Task description. Reproduce the entries below in full, word for word.

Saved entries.
▼

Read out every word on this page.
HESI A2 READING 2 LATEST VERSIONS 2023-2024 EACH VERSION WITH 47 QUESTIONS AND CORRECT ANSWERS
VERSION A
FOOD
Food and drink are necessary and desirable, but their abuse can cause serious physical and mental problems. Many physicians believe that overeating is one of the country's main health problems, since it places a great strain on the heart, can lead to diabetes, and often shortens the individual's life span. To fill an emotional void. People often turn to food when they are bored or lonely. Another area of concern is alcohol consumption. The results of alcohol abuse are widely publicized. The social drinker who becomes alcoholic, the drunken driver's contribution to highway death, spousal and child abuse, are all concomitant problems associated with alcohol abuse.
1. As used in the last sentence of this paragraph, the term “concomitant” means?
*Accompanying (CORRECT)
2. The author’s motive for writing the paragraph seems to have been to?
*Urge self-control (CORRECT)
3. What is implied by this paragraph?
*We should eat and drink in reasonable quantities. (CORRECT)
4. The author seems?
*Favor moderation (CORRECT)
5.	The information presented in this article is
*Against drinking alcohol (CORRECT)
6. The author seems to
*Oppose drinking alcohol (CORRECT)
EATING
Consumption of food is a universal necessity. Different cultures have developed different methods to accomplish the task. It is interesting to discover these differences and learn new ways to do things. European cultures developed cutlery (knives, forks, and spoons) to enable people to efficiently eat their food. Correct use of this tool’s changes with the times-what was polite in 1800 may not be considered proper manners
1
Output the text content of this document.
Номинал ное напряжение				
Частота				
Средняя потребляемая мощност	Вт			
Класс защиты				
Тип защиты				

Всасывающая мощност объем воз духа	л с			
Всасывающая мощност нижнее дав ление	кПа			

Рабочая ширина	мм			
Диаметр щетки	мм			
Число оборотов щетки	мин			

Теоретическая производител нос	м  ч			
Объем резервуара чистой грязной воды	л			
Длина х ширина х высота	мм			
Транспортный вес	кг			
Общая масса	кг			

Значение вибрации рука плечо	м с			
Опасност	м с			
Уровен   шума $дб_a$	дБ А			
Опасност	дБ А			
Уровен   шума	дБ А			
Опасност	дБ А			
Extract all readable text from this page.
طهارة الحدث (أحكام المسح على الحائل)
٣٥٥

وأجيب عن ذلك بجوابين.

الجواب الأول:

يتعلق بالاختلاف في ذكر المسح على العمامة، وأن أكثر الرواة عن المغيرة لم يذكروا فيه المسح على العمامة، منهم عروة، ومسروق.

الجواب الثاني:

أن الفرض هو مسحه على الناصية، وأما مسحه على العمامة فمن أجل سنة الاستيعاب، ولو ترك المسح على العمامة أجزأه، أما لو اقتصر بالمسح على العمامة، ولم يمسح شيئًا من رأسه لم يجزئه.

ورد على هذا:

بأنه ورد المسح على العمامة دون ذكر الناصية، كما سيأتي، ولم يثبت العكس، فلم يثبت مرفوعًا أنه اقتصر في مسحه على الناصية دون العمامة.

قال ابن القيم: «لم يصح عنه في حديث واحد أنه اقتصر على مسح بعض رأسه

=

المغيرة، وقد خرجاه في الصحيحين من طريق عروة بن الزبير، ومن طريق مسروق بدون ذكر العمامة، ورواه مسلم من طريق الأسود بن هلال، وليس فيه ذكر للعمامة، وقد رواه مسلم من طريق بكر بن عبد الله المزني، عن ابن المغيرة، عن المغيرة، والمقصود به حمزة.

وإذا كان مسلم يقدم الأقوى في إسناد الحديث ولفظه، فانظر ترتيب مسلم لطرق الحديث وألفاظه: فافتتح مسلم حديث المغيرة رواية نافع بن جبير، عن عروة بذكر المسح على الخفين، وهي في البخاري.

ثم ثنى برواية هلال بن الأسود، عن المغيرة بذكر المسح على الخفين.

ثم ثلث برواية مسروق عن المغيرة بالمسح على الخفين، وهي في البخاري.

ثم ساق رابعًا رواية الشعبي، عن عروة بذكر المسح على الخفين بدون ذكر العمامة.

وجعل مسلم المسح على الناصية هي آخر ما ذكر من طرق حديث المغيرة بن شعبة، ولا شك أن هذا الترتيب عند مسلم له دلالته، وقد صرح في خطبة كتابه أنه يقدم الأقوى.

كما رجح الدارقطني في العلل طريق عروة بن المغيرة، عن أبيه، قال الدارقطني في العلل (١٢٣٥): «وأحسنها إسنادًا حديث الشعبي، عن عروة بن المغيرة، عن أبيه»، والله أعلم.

▲

Task response.
Read out every word on this page.
HESI A2 READING 2 LATEST VERSIONS 2023-2024 EACH VERSION WITH 47 QUESTIONS AND CORRECT ANSWERS
VERSION A
FOOD
Food and drink are necessary and desirable, but their abuse can cause serious physical and mental problems. Many physicians believe that overeating is one of the country's main health problems, since it places a great strain on the heart, can lead to diabetes, and often shortens the individual's life span. To fill an emotional void. People often turn to food when they are bored or lonely. Another area of concern is alcohol consumption. The results of alcohol abuse are widely publicized. The social drinker who becomes alcoholic, the drunken driver's contribution to highway death, spousal and child abuse, are all concomitant problems associated with alcohol abuse.
1. As used in the last sentence of this paragraph, the term “concomitant” means?
*Accompanying (CORRECT)
2. The author’s motive for writing the paragraph seems to have been to?
*Urge self-control (CORRECT)
3. What is implied by this paragraph?
*We should eat and drink in reasonable quantities. (CORRECT)
4. The author seems?
*Favor moderation (CORRECT)
5.	The information presented in this article is
*Against drinking alcohol (CORRECT)
6. The author seems to
*Oppose drinking alcohol (CORRECT)
EATING
Consumption of food is a universal necessity. Different cultures have developed different methods to accomplish the task. It is interesting to discover these differences and learn new ways to do things. European cultures developed cutlery (knives, forks, and spoons) to enable people to efficiently eat their food. Correct use of this tool’s changes with the times-what was polite in 1800 may not be considered proper manners
1
Output the text content of this document.
Номинал ное напряжение				
Частота				
Средняя потребляемая мощност	Вт			
Класс защиты				
Тип защиты				

Всасывающая мощност объем воз духа	л с			
Всасывающая мощност нижнее дав ление	кПа			

Рабочая ширина	мм			
Диаметр щетки	мм			
Число оборотов щетки	мин			

Теоретическая производител нос	м  ч			
Объем резервуара чистой грязной воды	л			
Длина х ширина х высота	мм			
Транспортный вес	кг			
Общая масса	кг			

Значение вибрации рука плечо	м с			
Опасност	м с			
Уровен   шума $дб_a$	дБ А			
Опасност	дБ А			
Уровен   шума	дБ А			
Опасност	дБ А			
Extract all readable text from this page.
طهارة الحدث (أحكام المسح على الحائل)
٣٥٥

وأجيب عن ذلك بجوابين.

الجواب الأول:

يتعلق بالاختلاف في ذكر المسح على العمامة، وأن أكثر الرواة عن المغيرة لم يذكروا فيه المسح على العمامة، منهم عروة، ومسروق.

الجواب الثاني:

أن الفرض هو مسحه على الناصية، وأما مسحه على العمامة فمن أجل سنة الاستيعاب، ولو ترك المسح على العمامة أجزأه، أما لو اقتصر بالمسح على العمامة، ولم يمسح شيئًا من رأسه لم يجزئه.

ورد على هذا:

بأنه ورد المسح على العمامة دون ذكر الناصية، كما سيأتي، ولم يثبت العكس، فلم يثبت مرفوعًا أنه اقتصر في مسحه على الناصية دون العمامة.

قال ابن القيم: «لم يصح عنه في حديث واحد أنه اقتصر على مسح بعض رأسه

=

المغيرة، وقد خرجاه في الصحيحين من طريق عروة بن الزبير، ومن طريق مسروق بدون ذكر العمامة، ورواه مسلم من طريق الأسود بن هلال، وليس فيه ذكر للعمامة، وقد رواه مسلم من طريق بكر بن عبد الله المزني، عن ابن المغيرة، عن المغيرة، والمقصود به حمزة.

وإذا كان مسلم يقدم الأقوى في إسناد الحديث ولفظه، فانظر ترتيب مسلم لطرق الحديث وألفاظه: فافتتح مسلم حديث المغيرة رواية نافع بن جبير، عن عروة بذكر المسح على الخفين، وهي في البخاري.

ثم ثنى برواية هلال بن الأسود، عن المغيرة بذكر المسح على الخفين.

ثم ثلث برواية مسروق عن المغيرة بالمسح على الخفين، وهي في البخاري.

ثم ساق رابعًا رواية الشعبي، عن عروة بذكر المسح على الخفين بدون ذكر العمامة.

وجعل مسلم المسح على الناصية هي آخر ما ذكر من طرق حديث المغيرة بن شعبة، ولا شك أن هذا الترتيب عند مسلم له دلالته، وقد صرح في خطبة كتابه أنه يقدم الأقوى.

كما رجح الدارقطني في العلل طريق عروة بن المغيرة، عن أبيه، قال الدارقطني في العلل (١٢٣٥): «وأحسنها إسنادًا حديث الشعبي، عن عروة بن المغيرة، عن أبيه»، والله أعلم.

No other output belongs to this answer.